> [Task prompt] Repeat every record below exactly, leaving out the pictures.

---- Entries provided

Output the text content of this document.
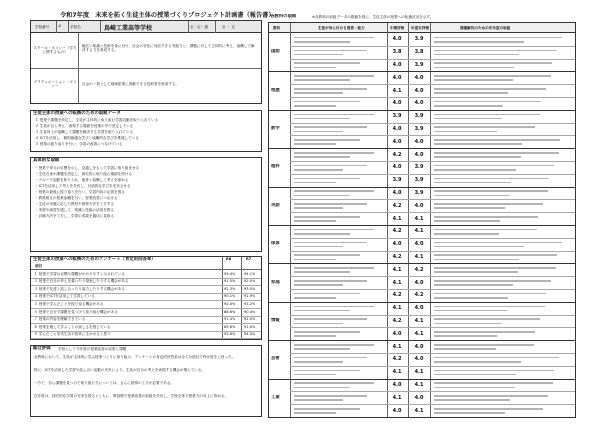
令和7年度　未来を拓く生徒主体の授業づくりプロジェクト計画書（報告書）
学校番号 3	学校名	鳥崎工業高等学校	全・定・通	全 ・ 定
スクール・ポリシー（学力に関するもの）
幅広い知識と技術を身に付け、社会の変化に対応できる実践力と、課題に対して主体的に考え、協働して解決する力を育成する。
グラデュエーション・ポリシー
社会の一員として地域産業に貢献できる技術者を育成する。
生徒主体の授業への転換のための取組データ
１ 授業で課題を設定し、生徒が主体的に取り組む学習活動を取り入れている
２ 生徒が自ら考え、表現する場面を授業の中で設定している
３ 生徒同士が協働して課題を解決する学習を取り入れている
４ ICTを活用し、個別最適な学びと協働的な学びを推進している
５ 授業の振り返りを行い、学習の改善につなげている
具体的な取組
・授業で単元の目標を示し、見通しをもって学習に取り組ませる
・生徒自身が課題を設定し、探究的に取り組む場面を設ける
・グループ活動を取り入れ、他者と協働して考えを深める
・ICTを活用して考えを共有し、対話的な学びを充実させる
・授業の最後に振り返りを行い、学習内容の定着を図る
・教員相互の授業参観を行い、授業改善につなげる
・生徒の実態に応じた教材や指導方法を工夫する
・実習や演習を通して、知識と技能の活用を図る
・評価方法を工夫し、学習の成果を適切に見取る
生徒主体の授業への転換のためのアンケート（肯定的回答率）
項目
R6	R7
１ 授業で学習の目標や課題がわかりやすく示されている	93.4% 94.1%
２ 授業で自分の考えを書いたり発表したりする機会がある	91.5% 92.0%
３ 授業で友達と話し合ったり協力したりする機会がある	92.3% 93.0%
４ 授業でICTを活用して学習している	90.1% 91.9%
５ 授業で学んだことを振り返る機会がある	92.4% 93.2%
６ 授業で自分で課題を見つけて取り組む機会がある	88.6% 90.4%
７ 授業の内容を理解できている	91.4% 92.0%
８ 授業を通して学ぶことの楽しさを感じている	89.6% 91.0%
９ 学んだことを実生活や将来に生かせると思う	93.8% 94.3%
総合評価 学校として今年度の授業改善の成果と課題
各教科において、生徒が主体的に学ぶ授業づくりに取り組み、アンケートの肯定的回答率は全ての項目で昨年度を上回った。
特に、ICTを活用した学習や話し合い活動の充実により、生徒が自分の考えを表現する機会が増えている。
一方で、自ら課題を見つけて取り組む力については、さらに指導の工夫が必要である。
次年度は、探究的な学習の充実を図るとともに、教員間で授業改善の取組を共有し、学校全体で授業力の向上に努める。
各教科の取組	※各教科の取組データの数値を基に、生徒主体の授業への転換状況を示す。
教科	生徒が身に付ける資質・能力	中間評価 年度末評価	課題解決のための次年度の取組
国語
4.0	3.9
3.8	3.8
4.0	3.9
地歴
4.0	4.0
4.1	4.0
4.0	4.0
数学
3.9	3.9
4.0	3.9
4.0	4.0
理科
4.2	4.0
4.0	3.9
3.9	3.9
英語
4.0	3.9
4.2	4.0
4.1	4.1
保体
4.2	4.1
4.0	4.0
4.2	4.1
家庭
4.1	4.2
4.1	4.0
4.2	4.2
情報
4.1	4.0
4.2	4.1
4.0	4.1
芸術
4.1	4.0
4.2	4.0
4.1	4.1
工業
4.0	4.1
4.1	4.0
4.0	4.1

--------

> [Finished answer]
Output the text content of this document.
令和7年度　未来を拓く生徒主体の授業づくりプロジェクト計画書（報告書）
学校番号 3	学校名	鳥崎工業高等学校	全・定・通	全 ・ 定
スクール・ポリシー（学力に関するもの）
幅広い知識と技術を身に付け、社会の変化に対応できる実践力と、課題に対して主体的に考え、協働して解決する力を育成する。
グラデュエーション・ポリシー
社会の一員として地域産業に貢献できる技術者を育成する。
生徒主体の授業への転換のための取組データ
１ 授業で課題を設定し、生徒が主体的に取り組む学習活動を取り入れている
２ 生徒が自ら考え、表現する場面を授業の中で設定している
３ 生徒同士が協働して課題を解決する学習を取り入れている
４ ICTを活用し、個別最適な学びと協働的な学びを推進している
５ 授業の振り返りを行い、学習の改善につなげている
具体的な取組
・授業で単元の目標を示し、見通しをもって学習に取り組ませる
・生徒自身が課題を設定し、探究的に取り組む場面を設ける
・グループ活動を取り入れ、他者と協働して考えを深める
・ICTを活用して考えを共有し、対話的な学びを充実させる
・授業の最後に振り返りを行い、学習内容の定着を図る
・教員相互の授業参観を行い、授業改善につなげる
・生徒の実態に応じた教材や指導方法を工夫する
・実習や演習を通して、知識と技能の活用を図る
・評価方法を工夫し、学習の成果を適切に見取る
生徒主体の授業への転換のためのアンケート（肯定的回答率）
項目
R6	R7
１ 授業で学習の目標や課題がわかりやすく示されている	93.4% 94.1%
２ 授業で自分の考えを書いたり発表したりする機会がある	91.5% 92.0%
３ 授業で友達と話し合ったり協力したりする機会がある	92.3% 93.0%
４ 授業でICTを活用して学習している	90.1% 91.9%
５ 授業で学んだことを振り返る機会がある	92.4% 93.2%
６ 授業で自分で課題を見つけて取り組む機会がある	88.6% 90.4%
７ 授業の内容を理解できている	91.4% 92.0%
８ 授業を通して学ぶことの楽しさを感じている	89.6% 91.0%
９ 学んだことを実生活や将来に生かせると思う	93.8% 94.3%
総合評価 学校として今年度の授業改善の成果と課題
各教科において、生徒が主体的に学ぶ授業づくりに取り組み、アンケートの肯定的回答率は全ての項目で昨年度を上回った。
特に、ICTを活用した学習や話し合い活動の充実により、生徒が自分の考えを表現する機会が増えている。
一方で、自ら課題を見つけて取り組む力については、さらに指導の工夫が必要である。
次年度は、探究的な学習の充実を図るとともに、教員間で授業改善の取組を共有し、学校全体で授業力の向上に努める。
各教科の取組	※各教科の取組データの数値を基に、生徒主体の授業への転換状況を示す。
教科	生徒が身に付ける資質・能力	中間評価 年度末評価	課題解決のための次年度の取組
国語
4.0	3.9
3.8	3.8
4.0	3.9
地歴
4.0	4.0
4.1	4.0
4.0	4.0
数学
3.9	3.9
4.0	3.9
4.0	4.0
理科
4.2	4.0
4.0	3.9
3.9	3.9
英語
4.0	3.9
4.2	4.0
4.1	4.1
保体
4.2	4.1
4.0	4.0
4.2	4.1
家庭
4.1	4.2
4.1	4.0
4.2	4.2
情報
4.1	4.0
4.2	4.1
4.0	4.1
芸術
4.1	4.0
4.2	4.0
4.1	4.1
工業
4.0	4.1
4.1	4.0
4.0	4.1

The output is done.